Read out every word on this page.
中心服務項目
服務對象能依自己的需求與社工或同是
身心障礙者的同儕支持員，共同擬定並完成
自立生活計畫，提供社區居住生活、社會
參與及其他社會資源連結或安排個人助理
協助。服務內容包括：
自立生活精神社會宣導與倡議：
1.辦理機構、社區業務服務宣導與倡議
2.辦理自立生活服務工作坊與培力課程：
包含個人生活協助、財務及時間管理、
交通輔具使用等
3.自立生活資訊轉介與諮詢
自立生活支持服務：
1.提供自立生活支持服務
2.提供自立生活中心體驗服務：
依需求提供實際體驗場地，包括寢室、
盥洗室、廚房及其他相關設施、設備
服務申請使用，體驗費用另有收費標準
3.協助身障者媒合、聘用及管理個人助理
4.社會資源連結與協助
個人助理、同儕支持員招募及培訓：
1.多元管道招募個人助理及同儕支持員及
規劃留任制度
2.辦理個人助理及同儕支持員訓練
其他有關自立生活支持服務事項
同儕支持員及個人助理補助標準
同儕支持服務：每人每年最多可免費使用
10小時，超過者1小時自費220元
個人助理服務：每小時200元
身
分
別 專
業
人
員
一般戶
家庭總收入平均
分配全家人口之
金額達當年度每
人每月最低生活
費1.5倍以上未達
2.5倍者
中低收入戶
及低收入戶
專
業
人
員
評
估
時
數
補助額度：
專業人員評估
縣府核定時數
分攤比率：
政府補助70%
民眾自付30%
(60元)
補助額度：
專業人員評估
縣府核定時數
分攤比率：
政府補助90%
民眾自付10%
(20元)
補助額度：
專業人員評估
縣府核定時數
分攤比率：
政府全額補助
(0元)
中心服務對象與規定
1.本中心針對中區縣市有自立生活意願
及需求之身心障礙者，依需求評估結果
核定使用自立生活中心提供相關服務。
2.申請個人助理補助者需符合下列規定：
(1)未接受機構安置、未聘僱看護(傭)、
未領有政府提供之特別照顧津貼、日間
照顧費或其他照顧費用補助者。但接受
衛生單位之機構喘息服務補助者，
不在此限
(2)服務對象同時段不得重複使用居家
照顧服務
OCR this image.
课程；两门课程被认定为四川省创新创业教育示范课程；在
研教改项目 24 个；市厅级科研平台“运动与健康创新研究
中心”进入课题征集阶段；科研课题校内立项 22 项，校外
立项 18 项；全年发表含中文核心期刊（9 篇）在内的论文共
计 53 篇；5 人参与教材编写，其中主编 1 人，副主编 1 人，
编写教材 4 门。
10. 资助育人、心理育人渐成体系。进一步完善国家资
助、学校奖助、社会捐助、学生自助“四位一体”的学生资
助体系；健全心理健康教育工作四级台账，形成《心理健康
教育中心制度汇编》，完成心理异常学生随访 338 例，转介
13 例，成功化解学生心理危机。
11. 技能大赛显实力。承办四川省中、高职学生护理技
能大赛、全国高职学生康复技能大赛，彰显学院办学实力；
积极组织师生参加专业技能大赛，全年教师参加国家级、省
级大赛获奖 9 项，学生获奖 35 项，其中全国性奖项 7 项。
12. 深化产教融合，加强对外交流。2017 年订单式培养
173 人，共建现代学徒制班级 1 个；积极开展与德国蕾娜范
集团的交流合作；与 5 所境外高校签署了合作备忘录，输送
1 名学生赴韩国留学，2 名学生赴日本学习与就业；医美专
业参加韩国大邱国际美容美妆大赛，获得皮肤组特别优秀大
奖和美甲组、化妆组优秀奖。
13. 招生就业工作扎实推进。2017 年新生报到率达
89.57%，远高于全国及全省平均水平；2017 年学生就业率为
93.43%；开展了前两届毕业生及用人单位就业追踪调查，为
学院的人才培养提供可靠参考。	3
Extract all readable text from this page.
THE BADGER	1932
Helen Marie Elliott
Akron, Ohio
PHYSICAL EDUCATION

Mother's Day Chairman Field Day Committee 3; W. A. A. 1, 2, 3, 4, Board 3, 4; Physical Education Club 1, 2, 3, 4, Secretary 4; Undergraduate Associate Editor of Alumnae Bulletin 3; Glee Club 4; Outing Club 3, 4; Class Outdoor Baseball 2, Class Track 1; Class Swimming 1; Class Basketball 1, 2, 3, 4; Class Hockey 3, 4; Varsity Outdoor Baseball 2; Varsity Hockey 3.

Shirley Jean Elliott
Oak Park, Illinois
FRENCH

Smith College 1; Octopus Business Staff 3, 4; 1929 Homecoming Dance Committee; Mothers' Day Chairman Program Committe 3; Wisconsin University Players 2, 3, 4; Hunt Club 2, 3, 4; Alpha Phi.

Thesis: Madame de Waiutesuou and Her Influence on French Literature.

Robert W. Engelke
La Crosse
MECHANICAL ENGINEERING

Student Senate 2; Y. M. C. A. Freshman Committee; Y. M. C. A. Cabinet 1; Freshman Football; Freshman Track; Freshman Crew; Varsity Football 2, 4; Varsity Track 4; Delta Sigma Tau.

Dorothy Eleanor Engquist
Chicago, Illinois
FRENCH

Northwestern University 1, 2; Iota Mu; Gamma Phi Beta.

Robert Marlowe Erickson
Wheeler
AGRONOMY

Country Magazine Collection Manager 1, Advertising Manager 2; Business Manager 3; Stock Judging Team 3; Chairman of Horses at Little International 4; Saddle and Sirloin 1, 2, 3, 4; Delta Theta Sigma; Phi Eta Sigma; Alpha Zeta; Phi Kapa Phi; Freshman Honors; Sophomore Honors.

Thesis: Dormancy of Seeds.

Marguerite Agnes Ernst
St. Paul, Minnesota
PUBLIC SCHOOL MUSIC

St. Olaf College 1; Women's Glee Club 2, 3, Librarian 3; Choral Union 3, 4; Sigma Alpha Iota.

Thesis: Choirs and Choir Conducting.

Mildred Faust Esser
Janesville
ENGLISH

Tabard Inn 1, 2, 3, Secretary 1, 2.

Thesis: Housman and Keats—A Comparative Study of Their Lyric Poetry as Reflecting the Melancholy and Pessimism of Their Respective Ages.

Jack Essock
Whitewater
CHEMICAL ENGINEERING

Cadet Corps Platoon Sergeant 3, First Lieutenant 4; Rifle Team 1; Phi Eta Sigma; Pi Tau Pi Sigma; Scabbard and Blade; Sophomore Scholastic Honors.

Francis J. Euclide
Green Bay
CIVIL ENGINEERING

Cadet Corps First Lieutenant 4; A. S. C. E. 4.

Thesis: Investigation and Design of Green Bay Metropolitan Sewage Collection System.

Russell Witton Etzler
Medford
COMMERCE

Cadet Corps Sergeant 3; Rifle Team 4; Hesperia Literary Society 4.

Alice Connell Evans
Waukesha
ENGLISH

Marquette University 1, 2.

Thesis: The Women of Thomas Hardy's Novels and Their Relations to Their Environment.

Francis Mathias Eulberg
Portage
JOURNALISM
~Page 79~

- _Set task_: Give the number of lines in the data that contain "Thesis", with no other words.

- _The result_: 6